[Stored records]
>>>>>

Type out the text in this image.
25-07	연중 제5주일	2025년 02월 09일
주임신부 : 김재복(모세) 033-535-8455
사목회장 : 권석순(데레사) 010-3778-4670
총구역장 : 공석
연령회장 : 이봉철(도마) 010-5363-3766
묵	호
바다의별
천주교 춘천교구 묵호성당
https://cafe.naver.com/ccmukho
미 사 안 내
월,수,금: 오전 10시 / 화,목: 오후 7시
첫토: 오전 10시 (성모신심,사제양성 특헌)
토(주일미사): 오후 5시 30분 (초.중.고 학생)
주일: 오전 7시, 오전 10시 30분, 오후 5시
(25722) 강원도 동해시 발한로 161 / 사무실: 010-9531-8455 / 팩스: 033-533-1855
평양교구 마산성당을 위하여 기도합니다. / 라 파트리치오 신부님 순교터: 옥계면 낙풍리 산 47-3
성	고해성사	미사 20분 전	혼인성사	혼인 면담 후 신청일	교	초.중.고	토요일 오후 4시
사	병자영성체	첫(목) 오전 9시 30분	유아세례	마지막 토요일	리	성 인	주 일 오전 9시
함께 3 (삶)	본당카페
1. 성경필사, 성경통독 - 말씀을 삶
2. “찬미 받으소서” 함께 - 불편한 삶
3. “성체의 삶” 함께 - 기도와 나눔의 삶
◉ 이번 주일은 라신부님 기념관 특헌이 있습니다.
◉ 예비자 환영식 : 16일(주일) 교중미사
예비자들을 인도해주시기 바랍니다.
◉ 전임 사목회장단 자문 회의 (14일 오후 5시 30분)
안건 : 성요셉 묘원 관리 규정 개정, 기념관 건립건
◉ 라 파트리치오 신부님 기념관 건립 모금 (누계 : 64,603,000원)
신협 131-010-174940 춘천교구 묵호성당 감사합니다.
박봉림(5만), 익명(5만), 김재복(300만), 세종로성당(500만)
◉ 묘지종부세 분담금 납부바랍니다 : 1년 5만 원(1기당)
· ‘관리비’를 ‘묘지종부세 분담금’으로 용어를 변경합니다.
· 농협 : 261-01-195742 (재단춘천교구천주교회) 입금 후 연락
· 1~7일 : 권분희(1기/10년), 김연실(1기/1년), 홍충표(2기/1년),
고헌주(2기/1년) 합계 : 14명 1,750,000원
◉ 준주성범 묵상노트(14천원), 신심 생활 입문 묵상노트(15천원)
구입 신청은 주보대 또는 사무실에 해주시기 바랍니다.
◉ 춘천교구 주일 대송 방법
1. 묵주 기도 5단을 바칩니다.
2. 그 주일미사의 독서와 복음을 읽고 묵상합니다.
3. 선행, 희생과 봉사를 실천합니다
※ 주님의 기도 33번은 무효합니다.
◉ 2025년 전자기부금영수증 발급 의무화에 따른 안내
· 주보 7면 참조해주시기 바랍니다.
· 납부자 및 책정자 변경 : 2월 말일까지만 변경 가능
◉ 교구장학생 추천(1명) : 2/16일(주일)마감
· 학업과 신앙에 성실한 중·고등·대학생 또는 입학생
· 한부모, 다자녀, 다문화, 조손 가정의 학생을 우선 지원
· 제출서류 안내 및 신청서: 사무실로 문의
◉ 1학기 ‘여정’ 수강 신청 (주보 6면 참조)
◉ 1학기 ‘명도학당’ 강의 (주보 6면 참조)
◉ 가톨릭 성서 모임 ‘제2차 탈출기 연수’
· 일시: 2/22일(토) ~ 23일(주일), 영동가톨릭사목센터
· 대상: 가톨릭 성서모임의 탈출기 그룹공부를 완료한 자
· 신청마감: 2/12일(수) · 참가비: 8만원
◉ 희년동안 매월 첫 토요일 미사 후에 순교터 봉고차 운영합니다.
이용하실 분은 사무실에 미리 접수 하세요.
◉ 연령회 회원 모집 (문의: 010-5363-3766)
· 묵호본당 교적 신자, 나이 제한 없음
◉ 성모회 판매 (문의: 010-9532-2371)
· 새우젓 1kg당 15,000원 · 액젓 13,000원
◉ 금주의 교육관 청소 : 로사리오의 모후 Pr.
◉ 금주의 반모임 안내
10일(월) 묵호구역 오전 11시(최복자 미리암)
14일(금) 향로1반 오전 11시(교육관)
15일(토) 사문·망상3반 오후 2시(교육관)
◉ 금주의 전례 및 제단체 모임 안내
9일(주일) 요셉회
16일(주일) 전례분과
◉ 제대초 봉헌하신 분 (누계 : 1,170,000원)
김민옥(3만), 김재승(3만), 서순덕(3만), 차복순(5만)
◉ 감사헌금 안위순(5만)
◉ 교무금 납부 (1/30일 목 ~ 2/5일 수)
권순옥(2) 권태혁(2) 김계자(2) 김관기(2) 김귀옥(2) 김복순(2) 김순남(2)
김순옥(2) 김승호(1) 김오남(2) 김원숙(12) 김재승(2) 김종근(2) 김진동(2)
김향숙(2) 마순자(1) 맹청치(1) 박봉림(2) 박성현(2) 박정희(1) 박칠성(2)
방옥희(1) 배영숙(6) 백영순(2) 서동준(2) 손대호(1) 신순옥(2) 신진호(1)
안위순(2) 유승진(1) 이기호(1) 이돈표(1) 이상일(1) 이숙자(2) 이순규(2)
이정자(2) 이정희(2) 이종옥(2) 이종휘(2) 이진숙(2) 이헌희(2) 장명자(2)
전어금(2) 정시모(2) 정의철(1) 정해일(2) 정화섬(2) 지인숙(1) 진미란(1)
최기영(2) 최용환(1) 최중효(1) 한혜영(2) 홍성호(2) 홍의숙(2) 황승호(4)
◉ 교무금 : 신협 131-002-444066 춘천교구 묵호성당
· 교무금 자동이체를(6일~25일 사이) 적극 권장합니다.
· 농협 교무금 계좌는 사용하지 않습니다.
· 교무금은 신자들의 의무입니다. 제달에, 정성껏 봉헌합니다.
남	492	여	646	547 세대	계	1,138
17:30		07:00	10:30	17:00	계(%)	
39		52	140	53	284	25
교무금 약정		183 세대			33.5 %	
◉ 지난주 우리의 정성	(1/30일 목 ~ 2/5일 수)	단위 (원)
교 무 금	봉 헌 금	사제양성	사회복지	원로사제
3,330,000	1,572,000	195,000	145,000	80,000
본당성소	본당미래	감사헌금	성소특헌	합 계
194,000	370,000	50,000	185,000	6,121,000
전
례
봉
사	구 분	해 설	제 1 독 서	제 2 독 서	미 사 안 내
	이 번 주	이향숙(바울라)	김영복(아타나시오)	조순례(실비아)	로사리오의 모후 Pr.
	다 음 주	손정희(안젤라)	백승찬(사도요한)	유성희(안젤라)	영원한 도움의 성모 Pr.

<<<<<

> JOB
Write out the full set of records exactly as given.

> CORRECT ANSWER
Type out the text in this image.
25-07	연중 제5주일	2025년 02월 09일
주임신부 : 김재복(모세) 033-535-8455
사목회장 : 권석순(데레사) 010-3778-4670
총구역장 : 공석
연령회장 : 이봉철(도마) 010-5363-3766
묵	호
바다의별
천주교 춘천교구 묵호성당
https://cafe.naver.com/ccmukho
미 사 안 내
월,수,금: 오전 10시 / 화,목: 오후 7시
첫토: 오전 10시 (성모신심,사제양성 특헌)
토(주일미사): 오후 5시 30분 (초.중.고 학생)
주일: 오전 7시, 오전 10시 30분, 오후 5시
(25722) 강원도 동해시 발한로 161 / 사무실: 010-9531-8455 / 팩스: 033-533-1855
평양교구 마산성당을 위하여 기도합니다. / 라 파트리치오 신부님 순교터: 옥계면 낙풍리 산 47-3
성	고해성사	미사 20분 전	혼인성사	혼인 면담 후 신청일	교	초.중.고	토요일 오후 4시
사	병자영성체	첫(목) 오전 9시 30분	유아세례	마지막 토요일	리	성 인	주 일 오전 9시
함께 3 (삶)	본당카페
1. 성경필사, 성경통독 - 말씀을 삶
2. “찬미 받으소서” 함께 - 불편한 삶
3. “성체의 삶” 함께 - 기도와 나눔의 삶
◉ 이번 주일은 라신부님 기념관 특헌이 있습니다.
◉ 예비자 환영식 : 16일(주일) 교중미사
예비자들을 인도해주시기 바랍니다.
◉ 전임 사목회장단 자문 회의 (14일 오후 5시 30분)
안건 : 성요셉 묘원 관리 규정 개정, 기념관 건립건
◉ 라 파트리치오 신부님 기념관 건립 모금 (누계 : 64,603,000원)
신협 131-010-174940 춘천교구 묵호성당 감사합니다.
박봉림(5만), 익명(5만), 김재복(300만), 세종로성당(500만)
◉ 묘지종부세 분담금 납부바랍니다 : 1년 5만 원(1기당)
· ‘관리비’를 ‘묘지종부세 분담금’으로 용어를 변경합니다.
· 농협 : 261-01-195742 (재단춘천교구천주교회) 입금 후 연락
· 1~7일 : 권분희(1기/10년), 김연실(1기/1년), 홍충표(2기/1년),
고헌주(2기/1년) 합계 : 14명 1,750,000원
◉ 준주성범 묵상노트(14천원), 신심 생활 입문 묵상노트(15천원)
구입 신청은 주보대 또는 사무실에 해주시기 바랍니다.
◉ 춘천교구 주일 대송 방법
1. 묵주 기도 5단을 바칩니다.
2. 그 주일미사의 독서와 복음을 읽고 묵상합니다.
3. 선행, 희생과 봉사를 실천합니다
※ 주님의 기도 33번은 무효합니다.
◉ 2025년 전자기부금영수증 발급 의무화에 따른 안내
· 주보 7면 참조해주시기 바랍니다.
· 납부자 및 책정자 변경 : 2월 말일까지만 변경 가능
◉ 교구장학생 추천(1명) : 2/16일(주일)마감
· 학업과 신앙에 성실한 중·고등·대학생 또는 입학생
· 한부모, 다자녀, 다문화, 조손 가정의 학생을 우선 지원
· 제출서류 안내 및 신청서: 사무실로 문의
◉ 1학기 ‘여정’ 수강 신청 (주보 6면 참조)
◉ 1학기 ‘명도학당’ 강의 (주보 6면 참조)
◉ 가톨릭 성서 모임 ‘제2차 탈출기 연수’
· 일시: 2/22일(토) ~ 23일(주일), 영동가톨릭사목센터
· 대상: 가톨릭 성서모임의 탈출기 그룹공부를 완료한 자
· 신청마감: 2/12일(수) · 참가비: 8만원
◉ 희년동안 매월 첫 토요일 미사 후에 순교터 봉고차 운영합니다.
이용하실 분은 사무실에 미리 접수 하세요.
◉ 연령회 회원 모집 (문의: 010-5363-3766)
· 묵호본당 교적 신자, 나이 제한 없음
◉ 성모회 판매 (문의: 010-9532-2371)
· 새우젓 1kg당 15,000원 · 액젓 13,000원
◉ 금주의 교육관 청소 : 로사리오의 모후 Pr.
◉ 금주의 반모임 안내
10일(월) 묵호구역 오전 11시(최복자 미리암)
14일(금) 향로1반 오전 11시(교육관)
15일(토) 사문·망상3반 오후 2시(교육관)
◉ 금주의 전례 및 제단체 모임 안내
9일(주일) 요셉회
16일(주일) 전례분과
◉ 제대초 봉헌하신 분 (누계 : 1,170,000원)
김민옥(3만), 김재승(3만), 서순덕(3만), 차복순(5만)
◉ 감사헌금 안위순(5만)
◉ 교무금 납부 (1/30일 목 ~ 2/5일 수)
권순옥(2) 권태혁(2) 김계자(2) 김관기(2) 김귀옥(2) 김복순(2) 김순남(2)
김순옥(2) 김승호(1) 김오남(2) 김원숙(12) 김재승(2) 김종근(2) 김진동(2)
김향숙(2) 마순자(1) 맹청치(1) 박봉림(2) 박성현(2) 박정희(1) 박칠성(2)
방옥희(1) 배영숙(6) 백영순(2) 서동준(2) 손대호(1) 신순옥(2) 신진호(1)
안위순(2) 유승진(1) 이기호(1) 이돈표(1) 이상일(1) 이숙자(2) 이순규(2)
이정자(2) 이정희(2) 이종옥(2) 이종휘(2) 이진숙(2) 이헌희(2) 장명자(2)
전어금(2) 정시모(2) 정의철(1) 정해일(2) 정화섬(2) 지인숙(1) 진미란(1)
최기영(2) 최용환(1) 최중효(1) 한혜영(2) 홍성호(2) 홍의숙(2) 황승호(4)
◉ 교무금 : 신협 131-002-444066 춘천교구 묵호성당
· 교무금 자동이체를(6일~25일 사이) 적극 권장합니다.
· 농협 교무금 계좌는 사용하지 않습니다.
· 교무금은 신자들의 의무입니다. 제달에, 정성껏 봉헌합니다.
남	492	여	646	547 세대	계	1,138
17:30		07:00	10:30	17:00	계(%)	
39		52	140	53	284	25
교무금 약정		183 세대			33.5 %	
◉ 지난주 우리의 정성	(1/30일 목 ~ 2/5일 수)	단위 (원)
교 무 금	봉 헌 금	사제양성	사회복지	원로사제
3,330,000	1,572,000	195,000	145,000	80,000
본당성소	본당미래	감사헌금	성소특헌	합 계
194,000	370,000	50,000	185,000	6,121,000
전
례
봉
사	구 분	해 설	제 1 독 서	제 2 독 서	미 사 안 내
	이 번 주	이향숙(바울라)	김영복(아타나시오)	조순례(실비아)	로사리오의 모후 Pr.
	다 음 주	손정희(안젤라)	백승찬(사도요한)	유성희(안젤라)	영원한 도움의 성모 Pr.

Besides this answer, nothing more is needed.